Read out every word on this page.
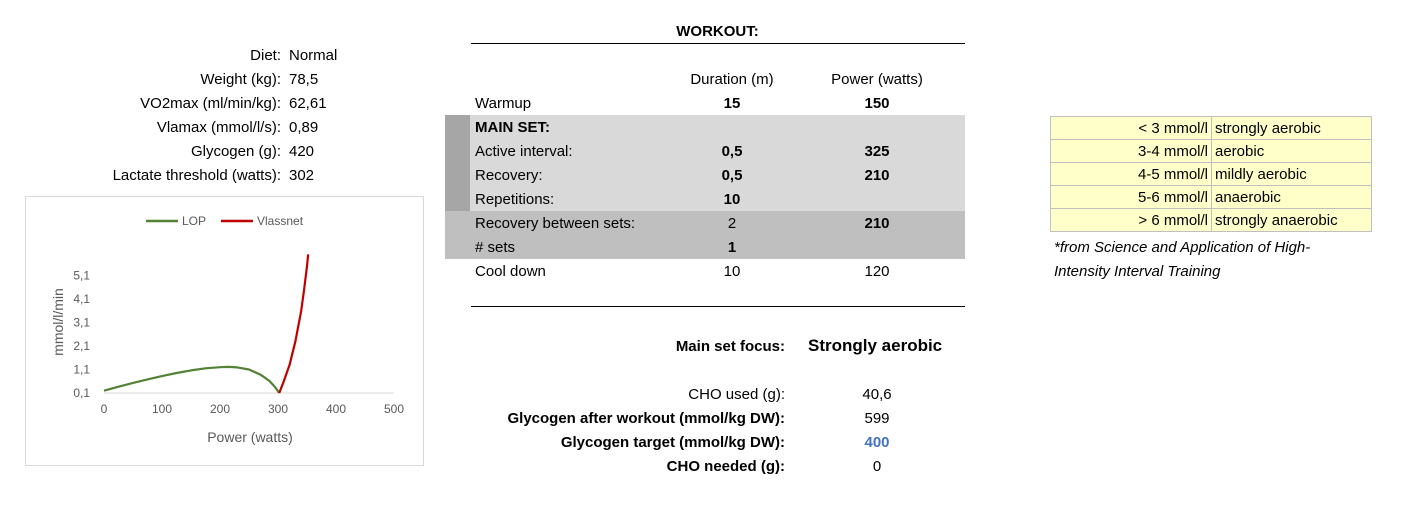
Diet: Normal
Weight (kg): 78,5
VO2max (ml/min/kg): 62,61
Vlamax (mmol/l/s): 0,89
Glycogen (g): 420
Lactate threshold (watts): 302
LOP	Vlassnet
0,1
1,1
2,1
3,1
4,1
5,1
0	100	200	300	400	500
Power (watts)
mmol/l/min
WORKOUT:
Duration (m)	Power (watts)
Warmup	15	150
MAIN SET:
Active interval:	0,5	325
Recovery:	0,5	210
Repetitions:	10
Recovery between sets:	2	210
# sets	1
Cool down	10	120
Main set focus: Strongly aerobic
CHO used (g):	40,6
Glycogen after workout (mmol/kg DW):	599
Glycogen target (mmol/kg DW):	400
CHO needed (g):	0
< 3 mmol/l	strongly aerobic
3-4 mmol/l	aerobic
4-5 mmol/l	mildly aerobic
5-6 mmol/l	anaerobic
> 6 mmol/l	strongly anaerobic
*from Science and Application of High-
Intensity Interval Training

**Required work**
Transcribe all of the material exactly, leaving out whatever pictures it contains.

**Worked answer**
Read out every word on this page.
Diet: Normal
Weight (kg): 78,5
VO2max (ml/min/kg): 62,61
Vlamax (mmol/l/s): 0,89
Glycogen (g): 420
Lactate threshold (watts): 302
LOP	Vlassnet
0,1
1,1
2,1
3,1
4,1
5,1
0	100	200	300	400	500
Power (watts)
mmol/l/min
WORKOUT:
Duration (m)	Power (watts)
Warmup	15	150
MAIN SET:
Active interval:	0,5	325
Recovery:	0,5	210
Repetitions:	10
Recovery between sets:	2	210
# sets	1
Cool down	10	120
Main set focus: Strongly aerobic
CHO used (g):	40,6
Glycogen after workout (mmol/kg DW):	599
Glycogen target (mmol/kg DW):	400
CHO needed (g):	0
< 3 mmol/l	strongly aerobic
3-4 mmol/l	aerobic
4-5 mmol/l	mildly aerobic
5-6 mmol/l	anaerobic
> 6 mmol/l	strongly anaerobic
*from Science and Application of High-
Intensity Interval Training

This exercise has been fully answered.